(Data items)
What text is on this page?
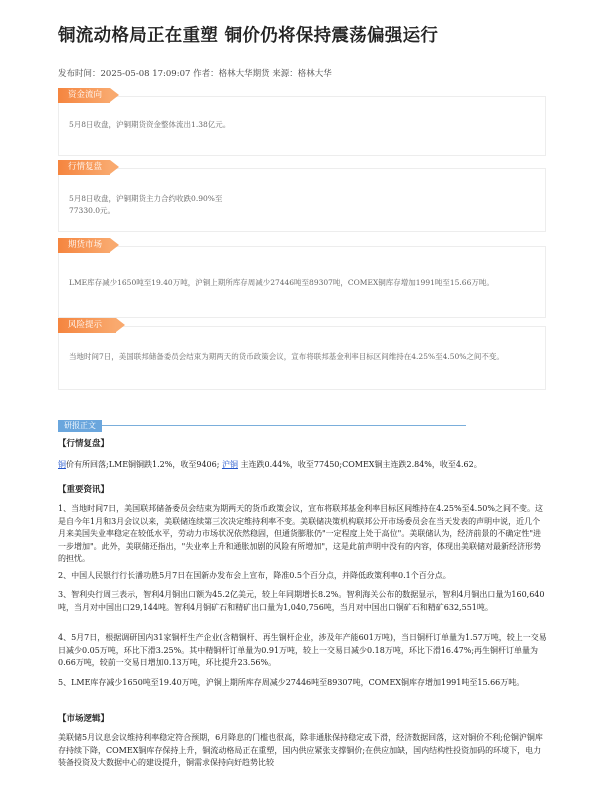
铜流动格局正在重塑 铜价仍将保持震荡偏强运行
发布时间：2025-05-08 17:09:07 作者：格林大华期货 来源：格林大华
资金流向
5月8日收盘，沪铜期货资金整体流出1.38亿元。
行情复盘
5月8日收盘，沪铜期货主力合约收跌0.90%至77330.0元。
期货市场
LME库存减少1650吨至19.40万吨，沪铜上期所库存周减少27446吨至89307吨，COMEX铜库存增加1991吨至15.66万吨。
风险提示
当地时间7日，美国联邦储备委员会结束为期两天的货币政策会议，宣布将联邦基金利率目标区间维持在4.25%至4.50%之间不变。
研报正文
【行情复盘】
铜价有所回落;LME铜铜跌1.2%，收至9406; 沪铜 主连跌0.44%，收至77450;COMEX铜主连跌2.84%，收至4.62。
【重要资讯】
1、当地时间7日，美国联邦储备委员会结束为期两天的货币政策会议，宣布将联邦基金利率目标区间维持在4.25%至4.50%之间不变。这是自今年1月和3月会议以来，美联储连续第三次决定维持利率不变。美联储决策机构联邦公开市场委员会在当天发表的声明中说，近几个月来美国失业率稳定在较低水平，劳动力市场状况依然稳固，但通货膨胀仍"一定程度上处于高位"。美联储认为，经济前景的不确定性"进一步增加"。此外，美联储还指出，"失业率上升和通胀加剧的风险有所增加"，这是此前声明中没有的内容，体现出美联储对最新经济形势的担忧。
2、中国人民银行行长潘功胜5月7日在国新办发布会上宣布，降准0.5个百分点，并降低政策利率0.1个百分点。
3、智利央行周三表示，智利4月铜出口额为45.2亿美元，较上年同期增长8.2%。智利海关公布的数据显示，智利4月铜出口量为160,640吨，当月对中国出口29,144吨。智利4月铜矿石和精矿出口量为1,040,756吨，当月对中国出口铜矿石和精矿632,551吨。
4、5月7日，根据调研国内31家铜杆生产企业(含精铜杆、再生铜杆企业，涉及年产能601万吨)，当日铜杆订单量为1.57万吨，较上一交易日减少0.05万吨，环比下滑3.25%。其中精铜杆订单量为0.91万吨，较上一交易日减少0.18万吨，环比下滑16.47%;再生铜杆订单量为0.66万吨，较前一交易日增加0.13万吨，环比提升23.56%。
5、LME库存减少1650吨至19.40万吨，沪铜上期所库存周减少27446吨至89307吨，COMEX铜库存增加1991吨至15.66万吨。
【市场逻辑】
美联储5月议息会议维持利率稳定符合预期，6月降息的门槛也很高，除非通胀保持稳定或下滑，经济数据回落，这对铜价不利;伦铜沪铜库存持续下降，COMEX铜库存保持上升，铜流动格局正在重塑，国内供应紧张支撑铜价;在供应加缺，国内结构性投资加码的环境下，电力装备投资及大数据中心的建设提升，铜需求保持向好趋势比较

◆ **Request**
Every line of the data above should be quoted exactly. Omit the pictures.

◆ **Problem solution**
What text is on this page?
铜流动格局正在重塑 铜价仍将保持震荡偏强运行
发布时间：2025-05-08 17:09:07 作者：格林大华期货 来源：格林大华
资金流向
5月8日收盘，沪铜期货资金整体流出1.38亿元。
行情复盘
5月8日收盘，沪铜期货主力合约收跌0.90%至77330.0元。
期货市场
LME库存减少1650吨至19.40万吨，沪铜上期所库存周减少27446吨至89307吨，COMEX铜库存增加1991吨至15.66万吨。
风险提示
当地时间7日，美国联邦储备委员会结束为期两天的货币政策会议，宣布将联邦基金利率目标区间维持在4.25%至4.50%之间不变。
研报正文
【行情复盘】
铜价有所回落;LME铜铜跌1.2%，收至9406; 沪铜 主连跌0.44%，收至77450;COMEX铜主连跌2.84%，收至4.62。
【重要资讯】
1、当地时间7日，美国联邦储备委员会结束为期两天的货币政策会议，宣布将联邦基金利率目标区间维持在4.25%至4.50%之间不变。这是自今年1月和3月会议以来，美联储连续第三次决定维持利率不变。美联储决策机构联邦公开市场委员会在当天发表的声明中说，近几个月来美国失业率稳定在较低水平，劳动力市场状况依然稳固，但通货膨胀仍"一定程度上处于高位"。美联储认为，经济前景的不确定性"进一步增加"。此外，美联储还指出，"失业率上升和通胀加剧的风险有所增加"，这是此前声明中没有的内容，体现出美联储对最新经济形势的担忧。
2、中国人民银行行长潘功胜5月7日在国新办发布会上宣布，降准0.5个百分点，并降低政策利率0.1个百分点。
3、智利央行周三表示，智利4月铜出口额为45.2亿美元，较上年同期增长8.2%。智利海关公布的数据显示，智利4月铜出口量为160,640吨，当月对中国出口29,144吨。智利4月铜矿石和精矿出口量为1,040,756吨，当月对中国出口铜矿石和精矿632,551吨。
4、5月7日，根据调研国内31家铜杆生产企业(含精铜杆、再生铜杆企业，涉及年产能601万吨)，当日铜杆订单量为1.57万吨，较上一交易日减少0.05万吨，环比下滑3.25%。其中精铜杆订单量为0.91万吨，较上一交易日减少0.18万吨，环比下滑16.47%;再生铜杆订单量为0.66万吨，较前一交易日增加0.13万吨，环比提升23.56%。
5、LME库存减少1650吨至19.40万吨，沪铜上期所库存周减少27446吨至89307吨，COMEX铜库存增加1991吨至15.66万吨。
【市场逻辑】
美联储5月议息会议维持利率稳定符合预期，6月降息的门槛也很高，除非通胀保持稳定或下滑，经济数据回落，这对铜价不利;伦铜沪铜库存持续下降，COMEX铜库存保持上升，铜流动格局正在重塑，国内供应紧张支撑铜价;在供应加缺，国内结构性投资加码的环境下，电力装备投资及大数据中心的建设提升，铜需求保持向好趋势比较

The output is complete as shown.